Find the line that contains "Transcribe the text in this document."; then retype it and each line after it, exactly, through the final line of the data below.

(SOURCE DATA):
************
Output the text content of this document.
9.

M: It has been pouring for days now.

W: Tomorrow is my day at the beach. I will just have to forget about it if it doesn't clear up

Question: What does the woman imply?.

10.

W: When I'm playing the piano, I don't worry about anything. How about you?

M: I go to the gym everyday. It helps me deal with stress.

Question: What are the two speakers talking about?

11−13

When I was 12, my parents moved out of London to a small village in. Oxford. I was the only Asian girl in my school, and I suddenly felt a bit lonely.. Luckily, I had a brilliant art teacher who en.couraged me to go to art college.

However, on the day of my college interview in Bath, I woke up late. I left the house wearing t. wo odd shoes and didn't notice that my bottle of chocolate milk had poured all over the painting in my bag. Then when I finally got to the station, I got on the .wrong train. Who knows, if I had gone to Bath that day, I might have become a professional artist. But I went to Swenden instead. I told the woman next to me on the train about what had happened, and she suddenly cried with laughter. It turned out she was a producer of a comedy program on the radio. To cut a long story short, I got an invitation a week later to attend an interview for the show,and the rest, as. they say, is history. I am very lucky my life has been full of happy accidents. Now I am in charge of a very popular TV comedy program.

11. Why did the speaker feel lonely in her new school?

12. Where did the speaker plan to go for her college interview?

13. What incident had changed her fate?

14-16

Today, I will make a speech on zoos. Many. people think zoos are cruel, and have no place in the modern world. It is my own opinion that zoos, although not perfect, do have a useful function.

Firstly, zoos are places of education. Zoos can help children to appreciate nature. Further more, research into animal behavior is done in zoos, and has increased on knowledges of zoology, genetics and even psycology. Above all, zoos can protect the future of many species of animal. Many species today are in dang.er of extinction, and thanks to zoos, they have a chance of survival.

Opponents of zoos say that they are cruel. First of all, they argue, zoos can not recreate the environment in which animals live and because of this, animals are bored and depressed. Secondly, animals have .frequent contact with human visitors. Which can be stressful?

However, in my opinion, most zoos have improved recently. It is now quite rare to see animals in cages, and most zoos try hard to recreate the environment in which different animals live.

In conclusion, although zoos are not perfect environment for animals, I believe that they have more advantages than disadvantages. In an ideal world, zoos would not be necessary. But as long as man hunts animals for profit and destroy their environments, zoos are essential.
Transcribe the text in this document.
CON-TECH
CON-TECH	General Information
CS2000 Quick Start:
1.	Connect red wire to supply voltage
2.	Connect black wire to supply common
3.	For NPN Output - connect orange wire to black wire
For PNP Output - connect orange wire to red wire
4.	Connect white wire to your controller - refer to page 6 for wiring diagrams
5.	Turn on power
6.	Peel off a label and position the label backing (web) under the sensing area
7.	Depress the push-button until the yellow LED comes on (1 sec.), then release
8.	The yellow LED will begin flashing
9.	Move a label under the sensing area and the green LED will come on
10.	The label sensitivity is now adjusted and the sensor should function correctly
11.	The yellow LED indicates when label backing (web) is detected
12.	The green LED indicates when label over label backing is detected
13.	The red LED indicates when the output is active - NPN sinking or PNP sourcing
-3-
************
(REPLY TO THE EXERCISE):
Transcribe the text in this document.
CON-TECH
CON-TECH	General Information
CS2000 Quick Start:
1.	Connect red wire to supply voltage
2.	Connect black wire to supply common
3.	For NPN Output - connect orange wire to black wire
For PNP Output - connect orange wire to red wire
4.	Connect white wire to your controller - refer to page 6 for wiring diagrams
5.	Turn on power
6.	Peel off a label and position the label backing (web) under the sensing area
7.	Depress the push-button until the yellow LED comes on (1 sec.), then release
8.	The yellow LED will begin flashing
9.	Move a label under the sensing area and the green LED will come on
10.	The label sensitivity is now adjusted and the sensor should function correctly
11.	The yellow LED indicates when label backing (web) is detected
12.	The green LED indicates when label over label backing is detected
13.	The red LED indicates when the output is active - NPN sinking or PNP sourcing
-3-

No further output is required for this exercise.